- **Dataset items**
┄┄┄┄┄┄┄┄┄┄┄┄┄┄┄┄┄┄┄┄

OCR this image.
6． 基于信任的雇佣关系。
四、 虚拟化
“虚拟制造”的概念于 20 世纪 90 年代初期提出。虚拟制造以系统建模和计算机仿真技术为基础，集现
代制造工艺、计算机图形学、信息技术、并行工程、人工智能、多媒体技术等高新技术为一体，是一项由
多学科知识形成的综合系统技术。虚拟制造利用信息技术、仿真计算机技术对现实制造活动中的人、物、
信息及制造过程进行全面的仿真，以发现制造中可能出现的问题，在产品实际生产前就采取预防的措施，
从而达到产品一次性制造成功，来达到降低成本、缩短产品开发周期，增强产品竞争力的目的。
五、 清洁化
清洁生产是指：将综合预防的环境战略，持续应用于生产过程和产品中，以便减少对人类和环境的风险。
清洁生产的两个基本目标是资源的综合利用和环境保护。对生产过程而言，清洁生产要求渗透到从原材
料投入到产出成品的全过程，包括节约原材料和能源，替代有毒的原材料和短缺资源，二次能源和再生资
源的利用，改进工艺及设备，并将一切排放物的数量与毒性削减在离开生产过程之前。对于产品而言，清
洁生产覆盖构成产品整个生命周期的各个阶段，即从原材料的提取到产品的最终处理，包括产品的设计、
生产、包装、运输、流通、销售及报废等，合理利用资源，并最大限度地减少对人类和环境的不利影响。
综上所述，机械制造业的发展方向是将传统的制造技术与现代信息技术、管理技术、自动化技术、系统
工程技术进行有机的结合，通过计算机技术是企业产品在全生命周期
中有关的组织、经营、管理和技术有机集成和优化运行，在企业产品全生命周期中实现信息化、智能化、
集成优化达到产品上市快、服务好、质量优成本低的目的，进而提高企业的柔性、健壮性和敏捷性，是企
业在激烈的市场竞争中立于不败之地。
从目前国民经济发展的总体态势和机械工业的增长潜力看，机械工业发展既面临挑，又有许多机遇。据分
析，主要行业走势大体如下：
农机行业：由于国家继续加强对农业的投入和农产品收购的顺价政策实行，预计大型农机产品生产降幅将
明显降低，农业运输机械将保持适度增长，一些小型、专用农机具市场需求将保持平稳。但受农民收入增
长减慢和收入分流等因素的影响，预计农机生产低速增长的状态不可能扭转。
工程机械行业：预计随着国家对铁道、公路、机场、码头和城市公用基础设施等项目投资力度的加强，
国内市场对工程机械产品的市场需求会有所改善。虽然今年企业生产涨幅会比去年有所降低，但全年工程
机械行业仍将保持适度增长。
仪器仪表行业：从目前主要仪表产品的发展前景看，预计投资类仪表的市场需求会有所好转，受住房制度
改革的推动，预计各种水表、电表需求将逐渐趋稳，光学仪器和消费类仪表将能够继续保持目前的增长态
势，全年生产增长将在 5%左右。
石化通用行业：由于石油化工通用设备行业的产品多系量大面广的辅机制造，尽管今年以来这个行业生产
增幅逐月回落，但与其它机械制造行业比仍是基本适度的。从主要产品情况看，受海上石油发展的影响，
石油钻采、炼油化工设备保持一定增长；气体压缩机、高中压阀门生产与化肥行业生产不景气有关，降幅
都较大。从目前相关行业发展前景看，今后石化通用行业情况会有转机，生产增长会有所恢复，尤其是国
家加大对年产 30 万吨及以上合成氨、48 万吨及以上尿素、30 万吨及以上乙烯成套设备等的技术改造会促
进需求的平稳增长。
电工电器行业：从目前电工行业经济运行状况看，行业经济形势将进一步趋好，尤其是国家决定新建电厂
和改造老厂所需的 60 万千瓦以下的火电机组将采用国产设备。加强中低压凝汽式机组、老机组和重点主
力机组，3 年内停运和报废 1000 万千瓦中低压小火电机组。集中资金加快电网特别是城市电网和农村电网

┄┄┄┄┄┄┄┄┄┄┄┄┄┄┄┄┄┄┄┄

- **TASK DETAILS**
Every line above should be retyped exactly as given.

- **SOLUTION**
OCR this image.
6． 基于信任的雇佣关系。
四、 虚拟化
“虚拟制造”的概念于 20 世纪 90 年代初期提出。虚拟制造以系统建模和计算机仿真技术为基础，集现
代制造工艺、计算机图形学、信息技术、并行工程、人工智能、多媒体技术等高新技术为一体，是一项由
多学科知识形成的综合系统技术。虚拟制造利用信息技术、仿真计算机技术对现实制造活动中的人、物、
信息及制造过程进行全面的仿真，以发现制造中可能出现的问题，在产品实际生产前就采取预防的措施，
从而达到产品一次性制造成功，来达到降低成本、缩短产品开发周期，增强产品竞争力的目的。
五、 清洁化
清洁生产是指：将综合预防的环境战略，持续应用于生产过程和产品中，以便减少对人类和环境的风险。
清洁生产的两个基本目标是资源的综合利用和环境保护。对生产过程而言，清洁生产要求渗透到从原材
料投入到产出成品的全过程，包括节约原材料和能源，替代有毒的原材料和短缺资源，二次能源和再生资
源的利用，改进工艺及设备，并将一切排放物的数量与毒性削减在离开生产过程之前。对于产品而言，清
洁生产覆盖构成产品整个生命周期的各个阶段，即从原材料的提取到产品的最终处理，包括产品的设计、
生产、包装、运输、流通、销售及报废等，合理利用资源，并最大限度地减少对人类和环境的不利影响。
综上所述，机械制造业的发展方向是将传统的制造技术与现代信息技术、管理技术、自动化技术、系统
工程技术进行有机的结合，通过计算机技术是企业产品在全生命周期
中有关的组织、经营、管理和技术有机集成和优化运行，在企业产品全生命周期中实现信息化、智能化、
集成优化达到产品上市快、服务好、质量优成本低的目的，进而提高企业的柔性、健壮性和敏捷性，是企
业在激烈的市场竞争中立于不败之地。
从目前国民经济发展的总体态势和机械工业的增长潜力看，机械工业发展既面临挑，又有许多机遇。据分
析，主要行业走势大体如下：
农机行业：由于国家继续加强对农业的投入和农产品收购的顺价政策实行，预计大型农机产品生产降幅将
明显降低，农业运输机械将保持适度增长，一些小型、专用农机具市场需求将保持平稳。但受农民收入增
长减慢和收入分流等因素的影响，预计农机生产低速增长的状态不可能扭转。
工程机械行业：预计随着国家对铁道、公路、机场、码头和城市公用基础设施等项目投资力度的加强，
国内市场对工程机械产品的市场需求会有所改善。虽然今年企业生产涨幅会比去年有所降低，但全年工程
机械行业仍将保持适度增长。
仪器仪表行业：从目前主要仪表产品的发展前景看，预计投资类仪表的市场需求会有所好转，受住房制度
改革的推动，预计各种水表、电表需求将逐渐趋稳，光学仪器和消费类仪表将能够继续保持目前的增长态
势，全年生产增长将在 5%左右。
石化通用行业：由于石油化工通用设备行业的产品多系量大面广的辅机制造，尽管今年以来这个行业生产
增幅逐月回落，但与其它机械制造行业比仍是基本适度的。从主要产品情况看，受海上石油发展的影响，
石油钻采、炼油化工设备保持一定增长；气体压缩机、高中压阀门生产与化肥行业生产不景气有关，降幅
都较大。从目前相关行业发展前景看，今后石化通用行业情况会有转机，生产增长会有所恢复，尤其是国
家加大对年产 30 万吨及以上合成氨、48 万吨及以上尿素、30 万吨及以上乙烯成套设备等的技术改造会促
进需求的平稳增长。
电工电器行业：从目前电工行业经济运行状况看，行业经济形势将进一步趋好，尤其是国家决定新建电厂
和改造老厂所需的 60 万千瓦以下的火电机组将采用国产设备。加强中低压凝汽式机组、老机组和重点主
力机组，3 年内停运和报废 1000 万千瓦中低压小火电机组。集中资金加快电网特别是城市电网和农村电网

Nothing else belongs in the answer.